── Given records

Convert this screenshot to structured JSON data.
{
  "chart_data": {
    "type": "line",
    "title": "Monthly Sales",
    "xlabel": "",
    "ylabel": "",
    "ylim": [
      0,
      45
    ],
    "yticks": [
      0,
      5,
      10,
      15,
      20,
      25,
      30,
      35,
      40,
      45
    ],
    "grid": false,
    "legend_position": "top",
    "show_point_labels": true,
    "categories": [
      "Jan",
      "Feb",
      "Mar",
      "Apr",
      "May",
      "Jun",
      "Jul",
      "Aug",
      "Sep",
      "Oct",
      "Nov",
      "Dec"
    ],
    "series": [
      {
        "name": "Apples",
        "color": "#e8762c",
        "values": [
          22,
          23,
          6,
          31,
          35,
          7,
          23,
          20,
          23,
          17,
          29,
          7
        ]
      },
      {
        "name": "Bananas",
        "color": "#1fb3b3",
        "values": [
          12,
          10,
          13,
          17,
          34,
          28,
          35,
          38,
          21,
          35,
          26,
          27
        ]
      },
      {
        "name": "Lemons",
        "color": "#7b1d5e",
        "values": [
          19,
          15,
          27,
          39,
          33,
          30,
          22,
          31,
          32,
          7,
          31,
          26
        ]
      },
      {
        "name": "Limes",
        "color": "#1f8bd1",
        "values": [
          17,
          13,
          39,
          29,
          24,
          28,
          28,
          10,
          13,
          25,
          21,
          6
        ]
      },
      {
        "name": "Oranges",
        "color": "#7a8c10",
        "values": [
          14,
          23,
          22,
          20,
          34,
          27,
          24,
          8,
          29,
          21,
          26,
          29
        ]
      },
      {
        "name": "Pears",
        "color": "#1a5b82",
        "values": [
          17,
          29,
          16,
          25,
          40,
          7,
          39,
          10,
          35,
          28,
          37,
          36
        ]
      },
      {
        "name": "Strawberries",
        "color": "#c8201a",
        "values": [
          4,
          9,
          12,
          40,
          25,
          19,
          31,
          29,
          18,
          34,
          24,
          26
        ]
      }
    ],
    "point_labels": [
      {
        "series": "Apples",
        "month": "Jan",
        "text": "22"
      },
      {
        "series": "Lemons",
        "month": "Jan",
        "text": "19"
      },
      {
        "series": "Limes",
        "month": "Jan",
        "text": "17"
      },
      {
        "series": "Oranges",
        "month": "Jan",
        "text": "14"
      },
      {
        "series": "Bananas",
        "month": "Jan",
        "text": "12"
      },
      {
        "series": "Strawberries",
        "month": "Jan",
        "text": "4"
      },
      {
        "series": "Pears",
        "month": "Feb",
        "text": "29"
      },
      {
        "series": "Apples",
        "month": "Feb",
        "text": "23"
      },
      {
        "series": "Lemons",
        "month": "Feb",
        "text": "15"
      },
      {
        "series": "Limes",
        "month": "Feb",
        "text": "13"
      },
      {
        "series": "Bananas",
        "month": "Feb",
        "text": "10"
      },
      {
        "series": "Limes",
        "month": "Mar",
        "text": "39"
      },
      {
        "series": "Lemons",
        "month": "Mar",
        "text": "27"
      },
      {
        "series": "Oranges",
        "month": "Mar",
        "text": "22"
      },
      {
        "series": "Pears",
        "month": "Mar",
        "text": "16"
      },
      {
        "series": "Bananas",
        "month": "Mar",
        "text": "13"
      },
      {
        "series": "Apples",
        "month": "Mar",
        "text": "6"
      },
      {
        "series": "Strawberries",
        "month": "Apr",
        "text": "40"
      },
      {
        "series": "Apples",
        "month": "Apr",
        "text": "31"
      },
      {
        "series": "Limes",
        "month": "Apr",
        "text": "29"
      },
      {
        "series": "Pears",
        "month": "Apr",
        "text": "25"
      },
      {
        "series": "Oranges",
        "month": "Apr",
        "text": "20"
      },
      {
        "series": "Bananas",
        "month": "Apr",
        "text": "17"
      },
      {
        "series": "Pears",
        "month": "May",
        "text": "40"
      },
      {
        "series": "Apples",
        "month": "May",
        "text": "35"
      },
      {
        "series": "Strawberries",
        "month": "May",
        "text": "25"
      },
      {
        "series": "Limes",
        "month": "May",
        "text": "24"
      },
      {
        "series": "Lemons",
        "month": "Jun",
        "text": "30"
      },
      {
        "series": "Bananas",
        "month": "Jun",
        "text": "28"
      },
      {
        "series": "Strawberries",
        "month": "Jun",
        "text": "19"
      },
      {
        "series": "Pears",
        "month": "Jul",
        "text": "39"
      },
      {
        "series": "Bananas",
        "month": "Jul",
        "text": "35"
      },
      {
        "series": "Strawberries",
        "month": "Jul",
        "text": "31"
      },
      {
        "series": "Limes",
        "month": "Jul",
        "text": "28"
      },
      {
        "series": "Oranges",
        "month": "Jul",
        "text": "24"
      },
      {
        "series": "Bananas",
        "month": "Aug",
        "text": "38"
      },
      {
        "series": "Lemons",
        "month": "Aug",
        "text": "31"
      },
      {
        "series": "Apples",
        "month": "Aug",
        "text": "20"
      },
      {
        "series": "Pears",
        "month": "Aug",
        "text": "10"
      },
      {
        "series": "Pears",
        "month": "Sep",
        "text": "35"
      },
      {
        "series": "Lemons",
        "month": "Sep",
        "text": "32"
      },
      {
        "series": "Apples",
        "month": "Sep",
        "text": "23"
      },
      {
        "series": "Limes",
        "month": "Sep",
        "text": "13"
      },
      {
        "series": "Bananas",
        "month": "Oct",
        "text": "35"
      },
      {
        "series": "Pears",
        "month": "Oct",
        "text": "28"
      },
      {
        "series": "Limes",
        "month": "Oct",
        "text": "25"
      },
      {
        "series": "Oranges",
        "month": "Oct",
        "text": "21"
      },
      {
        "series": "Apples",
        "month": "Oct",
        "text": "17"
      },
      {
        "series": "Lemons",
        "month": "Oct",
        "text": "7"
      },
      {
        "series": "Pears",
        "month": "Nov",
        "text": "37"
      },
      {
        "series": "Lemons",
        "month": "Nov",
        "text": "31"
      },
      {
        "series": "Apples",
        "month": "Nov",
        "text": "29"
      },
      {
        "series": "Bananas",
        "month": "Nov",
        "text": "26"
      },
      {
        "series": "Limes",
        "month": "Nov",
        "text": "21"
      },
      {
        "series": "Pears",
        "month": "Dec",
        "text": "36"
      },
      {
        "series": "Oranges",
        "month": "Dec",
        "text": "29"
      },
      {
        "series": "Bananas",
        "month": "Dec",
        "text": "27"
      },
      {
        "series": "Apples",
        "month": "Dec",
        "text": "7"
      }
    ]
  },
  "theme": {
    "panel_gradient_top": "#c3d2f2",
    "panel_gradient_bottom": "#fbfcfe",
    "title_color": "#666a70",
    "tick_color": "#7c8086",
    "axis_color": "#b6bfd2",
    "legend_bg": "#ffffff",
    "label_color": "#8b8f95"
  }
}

────

## Exercise prompt
Your task is to give the records above again, exactly.

## Result for this exercise
Convert this screenshot to structured JSON data.
{
  "chart_data": {
    "type": "line",
    "title": "Monthly Sales",
    "xlabel": "",
    "ylabel": "",
    "ylim": [
      0,
      45
    ],
    "yticks": [
      0,
      5,
      10,
      15,
      20,
      25,
      30,
      35,
      40,
      45
    ],
    "grid": false,
    "legend_position": "top",
    "show_point_labels": true,
    "categories": [
      "Jan",
      "Feb",
      "Mar",
      "Apr",
      "May",
      "Jun",
      "Jul",
      "Aug",
      "Sep",
      "Oct",
      "Nov",
      "Dec"
    ],
    "series": [
      {
        "name": "Apples",
        "color": "#e8762c",
        "values": [
          22,
          23,
          6,
          31,
          35,
          7,
          23,
          20,
          23,
          17,
          29,
          7
        ]
      },
      {
        "name": "Bananas",
        "color": "#1fb3b3",
        "values": [
          12,
          10,
          13,
          17,
          34,
          28,
          35,
          38,
          21,
          35,
          26,
          27
        ]
      },
      {
        "name": "Lemons",
        "color": "#7b1d5e",
        "values": [
          19,
          15,
          27,
          39,
          33,
          30,
          22,
          31,
          32,
          7,
          31,
          26
        ]
      },
      {
        "name": "Limes",
        "color": "#1f8bd1",
        "values": [
          17,
          13,
          39,
          29,
          24,
          28,
          28,
          10,
          13,
          25,
          21,
          6
        ]
      },
      {
        "name": "Oranges",
        "color": "#7a8c10",
        "values": [
          14,
          23,
          22,
          20,
          34,
          27,
          24,
          8,
          29,
          21,
          26,
          29
        ]
      },
      {
        "name": "Pears",
        "color": "#1a5b82",
        "values": [
          17,
          29,
          16,
          25,
          40,
          7,
          39,
          10,
          35,
          28,
          37,
          36
        ]
      },
      {
        "name": "Strawberries",
        "color": "#c8201a",
        "values": [
          4,
          9,
          12,
          40,
          25,
          19,
          31,
          29,
          18,
          34,
          24,
          26
        ]
      }
    ],
    "point_labels": [
      {
        "series": "Apples",
        "month": "Jan",
        "text": "22"
      },
      {
        "series": "Lemons",
        "month": "Jan",
        "text": "19"
      },
      {
        "series": "Limes",
        "month": "Jan",
        "text": "17"
      },
      {
        "series": "Oranges",
        "month": "Jan",
        "text": "14"
      },
      {
        "series": "Bananas",
        "month": "Jan",
        "text": "12"
      },
      {
        "series": "Strawberries",
        "month": "Jan",
        "text": "4"
      },
      {
        "series": "Pears",
        "month": "Feb",
        "text": "29"
      },
      {
        "series": "Apples",
        "month": "Feb",
        "text": "23"
      },
      {
        "series": "Lemons",
        "month": "Feb",
        "text": "15"
      },
      {
        "series": "Limes",
        "month": "Feb",
        "text": "13"
      },
      {
        "series": "Bananas",
        "month": "Feb",
        "text": "10"
      },
      {
        "series": "Limes",
        "month": "Mar",
        "text": "39"
      },
      {
        "series": "Lemons",
        "month": "Mar",
        "text": "27"
      },
      {
        "series": "Oranges",
        "month": "Mar",
        "text": "22"
      },
      {
        "series": "Pears",
        "month": "Mar",
        "text": "16"
      },
      {
        "series": "Bananas",
        "month": "Mar",
        "text": "13"
      },
      {
        "series": "Apples",
        "month": "Mar",
        "text": "6"
      },
      {
        "series": "Strawberries",
        "month": "Apr",
        "text": "40"
      },
      {
        "series": "Apples",
        "month": "Apr",
        "text": "31"
      },
      {
        "series": "Limes",
        "month": "Apr",
        "text": "29"
      },
      {
        "series": "Pears",
        "month": "Apr",
        "text": "25"
      },
      {
        "series": "Oranges",
        "month": "Apr",
        "text": "20"
      },
      {
        "series": "Bananas",
        "month": "Apr",
        "text": "17"
      },
      {
        "series": "Pears",
        "month": "May",
        "text": "40"
      },
      {
        "series": "Apples",
        "month": "May",
        "text": "35"
      },
      {
        "series": "Strawberries",
        "month": "May",
        "text": "25"
      },
      {
        "series": "Limes",
        "month": "May",
        "text": "24"
      },
      {
        "series": "Lemons",
        "month": "Jun",
        "text": "30"
      },
      {
        "series": "Bananas",
        "month": "Jun",
        "text": "28"
      },
      {
        "series": "Strawberries",
        "month": "Jun",
        "text": "19"
      },
      {
        "series": "Pears",
        "month": "Jul",
        "text": "39"
      },
      {
        "series": "Bananas",
        "month": "Jul",
        "text": "35"
      },
      {
        "series": "Strawberries",
        "month": "Jul",
        "text": "31"
      },
      {
        "series": "Limes",
        "month": "Jul",
        "text": "28"
      },
      {
        "series": "Oranges",
        "month": "Jul",
        "text": "24"
      },
      {
        "series": "Bananas",
        "month": "Aug",
        "text": "38"
      },
      {
        "series": "Lemons",
        "month": "Aug",
        "text": "31"
      },
      {
        "series": "Apples",
        "month": "Aug",
        "text": "20"
      },
      {
        "series": "Pears",
        "month": "Aug",
        "text": "10"
      },
      {
        "series": "Pears",
        "month": "Sep",
        "text": "35"
      },
      {
        "series": "Lemons",
        "month": "Sep",
        "text": "32"
      },
      {
        "series": "Apples",
        "month": "Sep",
        "text": "23"
      },
      {
        "series": "Limes",
        "month": "Sep",
        "text": "13"
      },
      {
        "series": "Bananas",
        "month": "Oct",
        "text": "35"
      },
      {
        "series": "Pears",
        "month": "Oct",
        "text": "28"
      },
      {
        "series": "Limes",
        "month": "Oct",
        "text": "25"
      },
      {
        "series": "Oranges",
        "month": "Oct",
        "text": "21"
      },
      {
        "series": "Apples",
        "month": "Oct",
        "text": "17"
      },
      {
        "series": "Lemons",
        "month": "Oct",
        "text": "7"
      },
      {
        "series": "Pears",
        "month": "Nov",
        "text": "37"
      },
      {
        "series": "Lemons",
        "month": "Nov",
        "text": "31"
      },
      {
        "series": "Apples",
        "month": "Nov",
        "text": "29"
      },
      {
        "series": "Bananas",
        "month": "Nov",
        "text": "26"
      },
      {
        "series": "Limes",
        "month": "Nov",
        "text": "21"
      },
      {
        "series": "Pears",
        "month": "Dec",
        "text": "36"
      },
      {
        "series": "Oranges",
        "month": "Dec",
        "text": "29"
      },
      {
        "series": "Bananas",
        "month": "Dec",
        "text": "27"
      },
      {
        "series": "Apples",
        "month": "Dec",
        "text": "7"
      }
    ]
  },
  "theme": {
    "panel_gradient_top": "#c3d2f2",
    "panel_gradient_bottom": "#fbfcfe",
    "title_color": "#666a70",
    "tick_color": "#7c8086",
    "axis_color": "#b6bfd2",
    "legend_bg": "#ffffff",
    "label_color": "#8b8f95"
  }
}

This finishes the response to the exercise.